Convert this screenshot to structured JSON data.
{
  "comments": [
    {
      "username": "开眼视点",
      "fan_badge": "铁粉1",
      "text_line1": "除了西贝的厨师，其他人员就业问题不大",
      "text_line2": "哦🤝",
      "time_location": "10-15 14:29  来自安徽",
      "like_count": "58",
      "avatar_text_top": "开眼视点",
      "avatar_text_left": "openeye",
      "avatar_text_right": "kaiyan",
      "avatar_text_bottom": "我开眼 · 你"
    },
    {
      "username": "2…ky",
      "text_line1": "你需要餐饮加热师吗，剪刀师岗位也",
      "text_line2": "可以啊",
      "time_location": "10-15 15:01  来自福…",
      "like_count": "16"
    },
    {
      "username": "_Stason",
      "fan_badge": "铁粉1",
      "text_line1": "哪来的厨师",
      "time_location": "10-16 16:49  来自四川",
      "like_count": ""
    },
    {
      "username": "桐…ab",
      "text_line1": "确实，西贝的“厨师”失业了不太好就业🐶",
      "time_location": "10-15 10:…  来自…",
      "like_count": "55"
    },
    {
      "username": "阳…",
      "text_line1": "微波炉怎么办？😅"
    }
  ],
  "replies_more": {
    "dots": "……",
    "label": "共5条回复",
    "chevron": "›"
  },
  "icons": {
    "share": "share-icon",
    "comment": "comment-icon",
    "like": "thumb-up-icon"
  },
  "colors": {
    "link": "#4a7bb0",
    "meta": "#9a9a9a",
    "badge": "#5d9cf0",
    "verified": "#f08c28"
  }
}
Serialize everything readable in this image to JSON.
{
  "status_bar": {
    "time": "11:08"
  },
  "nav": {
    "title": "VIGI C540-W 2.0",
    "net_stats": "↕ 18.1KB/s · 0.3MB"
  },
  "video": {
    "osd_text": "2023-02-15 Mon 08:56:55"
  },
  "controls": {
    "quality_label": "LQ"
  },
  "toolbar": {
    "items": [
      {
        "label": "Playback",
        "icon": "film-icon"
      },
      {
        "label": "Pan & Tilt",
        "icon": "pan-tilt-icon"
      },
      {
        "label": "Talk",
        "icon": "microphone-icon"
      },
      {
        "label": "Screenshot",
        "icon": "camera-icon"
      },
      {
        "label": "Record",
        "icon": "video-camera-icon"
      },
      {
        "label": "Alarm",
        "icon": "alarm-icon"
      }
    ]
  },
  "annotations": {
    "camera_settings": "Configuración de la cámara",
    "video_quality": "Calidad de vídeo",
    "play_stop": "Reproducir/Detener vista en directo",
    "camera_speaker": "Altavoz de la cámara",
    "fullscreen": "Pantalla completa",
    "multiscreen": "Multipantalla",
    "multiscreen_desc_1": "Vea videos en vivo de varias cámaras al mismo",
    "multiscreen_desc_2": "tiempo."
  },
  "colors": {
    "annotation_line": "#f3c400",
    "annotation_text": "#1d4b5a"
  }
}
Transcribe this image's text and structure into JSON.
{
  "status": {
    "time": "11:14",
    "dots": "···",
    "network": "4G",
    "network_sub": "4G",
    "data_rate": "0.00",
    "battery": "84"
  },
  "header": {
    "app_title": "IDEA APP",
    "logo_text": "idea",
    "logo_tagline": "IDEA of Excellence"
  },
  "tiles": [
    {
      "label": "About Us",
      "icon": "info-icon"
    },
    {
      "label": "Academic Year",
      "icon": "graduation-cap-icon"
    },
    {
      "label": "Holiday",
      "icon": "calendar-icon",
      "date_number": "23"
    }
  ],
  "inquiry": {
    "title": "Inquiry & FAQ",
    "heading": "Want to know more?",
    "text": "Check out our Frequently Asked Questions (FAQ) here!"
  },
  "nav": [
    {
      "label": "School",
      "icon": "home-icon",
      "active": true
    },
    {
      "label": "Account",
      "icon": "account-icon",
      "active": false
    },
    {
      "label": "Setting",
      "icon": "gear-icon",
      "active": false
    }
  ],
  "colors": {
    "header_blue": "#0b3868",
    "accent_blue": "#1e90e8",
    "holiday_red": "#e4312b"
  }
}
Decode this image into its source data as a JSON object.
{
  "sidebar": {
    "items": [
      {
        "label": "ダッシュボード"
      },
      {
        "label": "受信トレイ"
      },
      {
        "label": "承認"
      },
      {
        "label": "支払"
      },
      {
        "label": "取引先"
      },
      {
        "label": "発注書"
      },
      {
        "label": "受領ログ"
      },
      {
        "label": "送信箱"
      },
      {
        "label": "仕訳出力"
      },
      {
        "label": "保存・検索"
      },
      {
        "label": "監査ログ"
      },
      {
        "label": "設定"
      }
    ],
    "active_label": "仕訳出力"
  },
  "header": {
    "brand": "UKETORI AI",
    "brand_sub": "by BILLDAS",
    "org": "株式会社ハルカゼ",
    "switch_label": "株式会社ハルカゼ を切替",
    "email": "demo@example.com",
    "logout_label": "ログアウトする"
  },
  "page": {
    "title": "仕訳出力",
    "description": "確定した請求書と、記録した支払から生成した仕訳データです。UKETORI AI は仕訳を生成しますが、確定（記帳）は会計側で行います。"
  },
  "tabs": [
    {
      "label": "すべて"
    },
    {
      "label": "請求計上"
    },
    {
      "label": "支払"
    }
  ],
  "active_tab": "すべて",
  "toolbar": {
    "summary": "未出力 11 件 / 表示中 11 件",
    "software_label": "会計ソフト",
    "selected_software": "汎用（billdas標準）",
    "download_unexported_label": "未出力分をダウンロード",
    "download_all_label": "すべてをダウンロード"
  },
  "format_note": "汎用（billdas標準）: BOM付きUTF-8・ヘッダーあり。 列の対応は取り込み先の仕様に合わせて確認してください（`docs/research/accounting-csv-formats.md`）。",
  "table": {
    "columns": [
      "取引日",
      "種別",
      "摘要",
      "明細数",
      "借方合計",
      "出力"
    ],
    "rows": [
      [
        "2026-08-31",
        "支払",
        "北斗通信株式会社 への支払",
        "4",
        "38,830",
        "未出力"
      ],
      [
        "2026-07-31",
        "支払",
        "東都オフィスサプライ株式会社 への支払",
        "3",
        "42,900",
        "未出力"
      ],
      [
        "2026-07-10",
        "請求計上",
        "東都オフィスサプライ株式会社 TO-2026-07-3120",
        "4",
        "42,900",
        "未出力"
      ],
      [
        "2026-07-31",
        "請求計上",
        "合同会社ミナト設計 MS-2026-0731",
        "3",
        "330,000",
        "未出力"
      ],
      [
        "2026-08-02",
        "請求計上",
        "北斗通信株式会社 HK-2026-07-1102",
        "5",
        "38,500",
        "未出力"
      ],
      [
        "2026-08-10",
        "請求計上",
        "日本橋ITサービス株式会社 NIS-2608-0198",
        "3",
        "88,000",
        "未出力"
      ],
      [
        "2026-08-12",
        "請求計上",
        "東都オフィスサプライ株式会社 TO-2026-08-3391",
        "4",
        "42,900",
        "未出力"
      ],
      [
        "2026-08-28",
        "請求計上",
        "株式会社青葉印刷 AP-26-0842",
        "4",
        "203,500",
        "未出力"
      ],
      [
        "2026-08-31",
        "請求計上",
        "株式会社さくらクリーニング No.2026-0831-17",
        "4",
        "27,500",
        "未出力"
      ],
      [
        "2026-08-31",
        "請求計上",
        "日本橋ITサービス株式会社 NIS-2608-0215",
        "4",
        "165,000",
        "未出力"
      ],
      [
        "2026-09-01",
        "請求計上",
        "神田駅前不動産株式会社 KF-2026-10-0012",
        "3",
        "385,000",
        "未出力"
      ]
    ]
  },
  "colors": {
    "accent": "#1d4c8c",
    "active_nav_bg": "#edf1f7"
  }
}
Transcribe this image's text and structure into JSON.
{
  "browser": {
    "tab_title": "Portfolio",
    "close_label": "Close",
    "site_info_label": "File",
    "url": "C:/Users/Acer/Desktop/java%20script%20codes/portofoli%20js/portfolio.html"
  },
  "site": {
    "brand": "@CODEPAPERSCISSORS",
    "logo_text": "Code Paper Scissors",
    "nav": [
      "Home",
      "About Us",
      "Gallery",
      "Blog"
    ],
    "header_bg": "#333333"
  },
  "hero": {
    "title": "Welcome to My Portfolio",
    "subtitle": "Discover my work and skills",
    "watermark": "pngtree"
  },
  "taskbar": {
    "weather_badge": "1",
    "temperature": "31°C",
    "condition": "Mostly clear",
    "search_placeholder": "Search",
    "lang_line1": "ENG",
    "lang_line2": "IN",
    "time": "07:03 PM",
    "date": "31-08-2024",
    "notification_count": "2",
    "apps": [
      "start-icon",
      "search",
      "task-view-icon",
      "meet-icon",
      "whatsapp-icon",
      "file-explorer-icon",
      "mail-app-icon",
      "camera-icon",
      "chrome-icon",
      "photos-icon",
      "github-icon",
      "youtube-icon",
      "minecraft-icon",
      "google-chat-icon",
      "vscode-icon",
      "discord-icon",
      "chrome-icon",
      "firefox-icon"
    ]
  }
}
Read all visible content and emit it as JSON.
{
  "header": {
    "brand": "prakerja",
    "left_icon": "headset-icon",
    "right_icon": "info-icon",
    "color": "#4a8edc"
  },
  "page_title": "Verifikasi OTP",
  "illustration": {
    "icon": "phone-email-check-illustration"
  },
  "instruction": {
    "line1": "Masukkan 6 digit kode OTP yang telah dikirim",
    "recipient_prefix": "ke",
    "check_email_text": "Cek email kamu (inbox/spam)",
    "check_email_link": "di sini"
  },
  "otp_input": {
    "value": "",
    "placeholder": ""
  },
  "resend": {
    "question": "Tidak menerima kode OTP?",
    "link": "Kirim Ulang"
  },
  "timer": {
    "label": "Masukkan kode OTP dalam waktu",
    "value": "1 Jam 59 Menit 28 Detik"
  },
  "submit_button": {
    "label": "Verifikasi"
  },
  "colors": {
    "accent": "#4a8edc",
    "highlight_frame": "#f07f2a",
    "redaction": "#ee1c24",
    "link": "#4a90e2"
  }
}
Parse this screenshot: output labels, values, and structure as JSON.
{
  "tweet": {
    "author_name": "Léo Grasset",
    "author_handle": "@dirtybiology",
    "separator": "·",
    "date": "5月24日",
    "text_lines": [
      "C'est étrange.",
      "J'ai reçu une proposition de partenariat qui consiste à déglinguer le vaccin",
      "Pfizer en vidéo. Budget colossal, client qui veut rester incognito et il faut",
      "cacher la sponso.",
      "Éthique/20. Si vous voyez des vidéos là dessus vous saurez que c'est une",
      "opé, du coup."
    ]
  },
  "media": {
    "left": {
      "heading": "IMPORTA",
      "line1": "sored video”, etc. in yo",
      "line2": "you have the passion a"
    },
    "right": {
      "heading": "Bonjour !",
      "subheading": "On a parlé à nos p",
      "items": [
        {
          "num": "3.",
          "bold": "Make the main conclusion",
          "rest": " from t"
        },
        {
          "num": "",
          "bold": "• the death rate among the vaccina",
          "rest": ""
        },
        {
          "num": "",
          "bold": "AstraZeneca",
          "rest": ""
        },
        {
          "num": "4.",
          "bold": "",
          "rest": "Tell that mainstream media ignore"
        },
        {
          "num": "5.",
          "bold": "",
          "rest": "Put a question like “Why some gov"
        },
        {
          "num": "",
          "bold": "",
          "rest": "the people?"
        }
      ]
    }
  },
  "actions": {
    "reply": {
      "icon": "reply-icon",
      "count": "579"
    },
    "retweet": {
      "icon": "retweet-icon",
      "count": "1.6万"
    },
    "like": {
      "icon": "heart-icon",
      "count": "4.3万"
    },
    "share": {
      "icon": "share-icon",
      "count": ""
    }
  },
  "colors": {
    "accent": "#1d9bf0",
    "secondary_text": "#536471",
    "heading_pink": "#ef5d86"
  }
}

WHAT YOU NEED TO DO
In the records above, find each line that holds the word "北斗通信株式会社"; copy all such lines.

FINAL RESULT
        "北斗通信株式会社 への支払",
        "北斗通信株式会社 HK-2026-07-1102",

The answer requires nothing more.